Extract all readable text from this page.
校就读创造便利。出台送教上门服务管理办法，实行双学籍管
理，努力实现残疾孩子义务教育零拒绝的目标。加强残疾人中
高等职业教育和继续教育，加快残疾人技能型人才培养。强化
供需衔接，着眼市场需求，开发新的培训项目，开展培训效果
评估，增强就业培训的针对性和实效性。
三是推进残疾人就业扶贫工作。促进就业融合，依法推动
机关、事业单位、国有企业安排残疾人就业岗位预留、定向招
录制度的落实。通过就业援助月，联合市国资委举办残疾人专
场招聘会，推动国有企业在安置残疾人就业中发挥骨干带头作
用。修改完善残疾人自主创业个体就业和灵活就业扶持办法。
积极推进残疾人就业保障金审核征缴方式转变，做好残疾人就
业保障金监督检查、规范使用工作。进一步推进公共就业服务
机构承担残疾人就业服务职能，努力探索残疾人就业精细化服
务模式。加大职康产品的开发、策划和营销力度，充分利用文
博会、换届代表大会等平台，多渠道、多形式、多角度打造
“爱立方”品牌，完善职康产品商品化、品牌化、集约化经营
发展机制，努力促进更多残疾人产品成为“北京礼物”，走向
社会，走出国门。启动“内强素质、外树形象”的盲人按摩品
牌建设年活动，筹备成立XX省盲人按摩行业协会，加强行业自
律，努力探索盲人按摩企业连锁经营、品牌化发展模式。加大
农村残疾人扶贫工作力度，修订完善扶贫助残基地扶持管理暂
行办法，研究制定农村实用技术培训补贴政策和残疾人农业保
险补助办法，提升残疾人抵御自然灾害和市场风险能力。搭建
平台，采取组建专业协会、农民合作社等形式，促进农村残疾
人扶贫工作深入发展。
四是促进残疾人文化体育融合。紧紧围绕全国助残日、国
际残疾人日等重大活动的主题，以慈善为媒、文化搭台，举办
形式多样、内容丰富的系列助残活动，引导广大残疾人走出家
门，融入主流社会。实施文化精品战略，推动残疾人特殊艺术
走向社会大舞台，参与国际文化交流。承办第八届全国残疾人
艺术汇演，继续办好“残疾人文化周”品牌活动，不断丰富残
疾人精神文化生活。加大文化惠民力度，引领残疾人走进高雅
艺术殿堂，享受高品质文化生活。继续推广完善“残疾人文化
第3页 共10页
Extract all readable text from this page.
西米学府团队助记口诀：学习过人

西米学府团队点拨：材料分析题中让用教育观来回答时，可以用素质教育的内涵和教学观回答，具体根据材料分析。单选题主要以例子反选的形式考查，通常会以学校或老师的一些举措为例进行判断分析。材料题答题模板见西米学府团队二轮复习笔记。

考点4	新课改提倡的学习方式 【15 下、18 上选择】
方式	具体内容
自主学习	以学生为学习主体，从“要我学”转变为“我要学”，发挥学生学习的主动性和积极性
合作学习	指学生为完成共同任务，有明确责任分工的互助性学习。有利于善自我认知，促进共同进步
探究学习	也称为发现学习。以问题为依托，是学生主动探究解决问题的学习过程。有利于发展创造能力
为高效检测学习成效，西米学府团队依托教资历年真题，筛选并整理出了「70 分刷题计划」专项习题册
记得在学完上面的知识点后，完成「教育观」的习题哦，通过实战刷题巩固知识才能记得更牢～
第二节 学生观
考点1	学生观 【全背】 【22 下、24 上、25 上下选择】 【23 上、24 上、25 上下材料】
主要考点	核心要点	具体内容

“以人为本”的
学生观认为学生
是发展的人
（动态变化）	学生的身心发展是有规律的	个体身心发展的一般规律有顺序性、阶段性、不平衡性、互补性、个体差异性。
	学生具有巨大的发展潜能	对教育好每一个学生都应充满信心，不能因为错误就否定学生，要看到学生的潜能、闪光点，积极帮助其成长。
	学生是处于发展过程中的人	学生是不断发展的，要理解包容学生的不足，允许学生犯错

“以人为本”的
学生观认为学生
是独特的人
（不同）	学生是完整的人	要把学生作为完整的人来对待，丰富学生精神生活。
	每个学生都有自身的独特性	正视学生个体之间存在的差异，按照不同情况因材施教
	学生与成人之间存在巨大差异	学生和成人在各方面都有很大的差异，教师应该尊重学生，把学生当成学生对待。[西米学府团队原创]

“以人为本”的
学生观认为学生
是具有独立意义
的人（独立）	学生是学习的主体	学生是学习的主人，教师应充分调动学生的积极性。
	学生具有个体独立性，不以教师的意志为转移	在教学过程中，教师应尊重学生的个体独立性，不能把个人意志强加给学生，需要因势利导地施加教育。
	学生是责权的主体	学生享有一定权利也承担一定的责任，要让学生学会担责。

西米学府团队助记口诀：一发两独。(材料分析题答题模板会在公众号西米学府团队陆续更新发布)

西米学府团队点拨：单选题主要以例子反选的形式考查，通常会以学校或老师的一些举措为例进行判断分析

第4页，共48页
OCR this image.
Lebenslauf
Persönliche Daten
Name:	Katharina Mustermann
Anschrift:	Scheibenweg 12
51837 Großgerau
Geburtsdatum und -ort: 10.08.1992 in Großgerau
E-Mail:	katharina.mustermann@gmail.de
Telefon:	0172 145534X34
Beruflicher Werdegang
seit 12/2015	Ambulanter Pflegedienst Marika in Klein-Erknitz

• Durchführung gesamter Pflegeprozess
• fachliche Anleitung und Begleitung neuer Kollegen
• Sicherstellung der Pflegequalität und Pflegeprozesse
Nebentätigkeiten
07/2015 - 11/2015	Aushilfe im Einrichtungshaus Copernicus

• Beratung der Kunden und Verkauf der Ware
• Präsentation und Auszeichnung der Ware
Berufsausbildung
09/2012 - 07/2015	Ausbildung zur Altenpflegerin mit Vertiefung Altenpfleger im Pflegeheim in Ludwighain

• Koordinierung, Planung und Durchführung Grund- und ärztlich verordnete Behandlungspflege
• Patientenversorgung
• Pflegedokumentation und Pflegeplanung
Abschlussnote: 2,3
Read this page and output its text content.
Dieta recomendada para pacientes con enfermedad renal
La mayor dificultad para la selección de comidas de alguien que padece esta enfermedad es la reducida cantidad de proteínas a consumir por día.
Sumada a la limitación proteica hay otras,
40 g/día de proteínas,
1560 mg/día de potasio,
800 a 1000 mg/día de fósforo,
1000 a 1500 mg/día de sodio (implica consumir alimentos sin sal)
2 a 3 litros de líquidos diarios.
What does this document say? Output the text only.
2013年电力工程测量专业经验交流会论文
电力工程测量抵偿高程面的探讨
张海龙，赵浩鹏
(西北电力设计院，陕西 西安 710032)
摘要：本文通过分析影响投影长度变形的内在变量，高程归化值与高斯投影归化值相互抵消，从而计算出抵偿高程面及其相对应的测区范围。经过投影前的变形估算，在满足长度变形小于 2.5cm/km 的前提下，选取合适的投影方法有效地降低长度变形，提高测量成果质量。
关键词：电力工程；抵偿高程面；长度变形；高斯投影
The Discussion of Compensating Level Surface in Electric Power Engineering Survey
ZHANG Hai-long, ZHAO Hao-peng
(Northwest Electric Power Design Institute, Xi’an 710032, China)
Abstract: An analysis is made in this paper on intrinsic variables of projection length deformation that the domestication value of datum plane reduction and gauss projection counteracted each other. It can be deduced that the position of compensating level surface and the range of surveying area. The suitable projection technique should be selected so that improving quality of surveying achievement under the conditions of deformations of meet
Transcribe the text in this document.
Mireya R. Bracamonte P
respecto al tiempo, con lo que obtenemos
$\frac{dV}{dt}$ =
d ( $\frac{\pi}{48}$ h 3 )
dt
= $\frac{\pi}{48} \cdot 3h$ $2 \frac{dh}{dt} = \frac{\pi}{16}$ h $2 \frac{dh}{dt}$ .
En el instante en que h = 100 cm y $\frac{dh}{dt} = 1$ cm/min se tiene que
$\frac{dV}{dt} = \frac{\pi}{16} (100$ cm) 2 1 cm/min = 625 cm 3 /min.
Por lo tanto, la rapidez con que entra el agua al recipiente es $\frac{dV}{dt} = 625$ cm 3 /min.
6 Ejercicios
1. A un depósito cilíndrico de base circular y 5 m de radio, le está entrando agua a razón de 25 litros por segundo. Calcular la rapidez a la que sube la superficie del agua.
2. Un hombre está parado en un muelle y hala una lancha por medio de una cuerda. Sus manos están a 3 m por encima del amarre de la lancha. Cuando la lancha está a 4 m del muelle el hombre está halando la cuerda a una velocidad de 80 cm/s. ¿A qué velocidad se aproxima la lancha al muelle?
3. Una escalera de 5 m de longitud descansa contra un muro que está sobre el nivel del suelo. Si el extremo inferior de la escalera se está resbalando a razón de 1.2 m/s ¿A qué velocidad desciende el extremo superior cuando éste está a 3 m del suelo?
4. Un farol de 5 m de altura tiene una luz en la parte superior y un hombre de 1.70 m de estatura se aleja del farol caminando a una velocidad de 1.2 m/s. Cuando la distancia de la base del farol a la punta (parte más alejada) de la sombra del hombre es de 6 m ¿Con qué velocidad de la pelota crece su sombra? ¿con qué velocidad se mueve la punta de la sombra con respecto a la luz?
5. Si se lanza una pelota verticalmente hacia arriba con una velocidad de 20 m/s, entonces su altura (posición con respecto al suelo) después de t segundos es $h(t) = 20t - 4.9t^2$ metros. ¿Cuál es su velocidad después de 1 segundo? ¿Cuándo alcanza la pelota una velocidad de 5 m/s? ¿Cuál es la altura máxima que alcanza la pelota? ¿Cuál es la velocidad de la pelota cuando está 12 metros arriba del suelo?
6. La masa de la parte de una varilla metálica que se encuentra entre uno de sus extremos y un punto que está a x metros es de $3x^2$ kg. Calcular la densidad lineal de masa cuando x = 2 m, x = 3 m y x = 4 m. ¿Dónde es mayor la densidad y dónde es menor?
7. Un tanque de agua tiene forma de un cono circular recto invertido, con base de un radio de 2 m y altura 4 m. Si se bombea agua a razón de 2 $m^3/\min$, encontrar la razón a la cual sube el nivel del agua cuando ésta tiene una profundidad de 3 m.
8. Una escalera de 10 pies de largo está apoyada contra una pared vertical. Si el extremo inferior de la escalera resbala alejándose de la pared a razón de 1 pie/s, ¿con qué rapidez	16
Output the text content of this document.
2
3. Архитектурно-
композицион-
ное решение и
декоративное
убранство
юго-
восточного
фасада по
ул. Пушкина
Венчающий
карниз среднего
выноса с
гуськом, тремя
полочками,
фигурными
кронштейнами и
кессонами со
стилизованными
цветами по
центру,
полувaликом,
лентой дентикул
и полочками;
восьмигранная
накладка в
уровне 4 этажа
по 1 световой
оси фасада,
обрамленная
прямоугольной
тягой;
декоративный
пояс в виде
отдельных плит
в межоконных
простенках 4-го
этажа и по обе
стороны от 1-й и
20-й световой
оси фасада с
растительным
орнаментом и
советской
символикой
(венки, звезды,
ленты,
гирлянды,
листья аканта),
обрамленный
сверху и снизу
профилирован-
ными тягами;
****************************************
Exercise requirements =
Using the listing above, pull out all lines that hold the word "litros".

Output for this exercise =
2 a 3 litros de líquidos diarios.
1. A un depósito cilíndrico de base circular y 5 m de radio, le está entrando agua a razón de 25 litros por segundo. Calcular la rapidez a la que sube la superficie del agua.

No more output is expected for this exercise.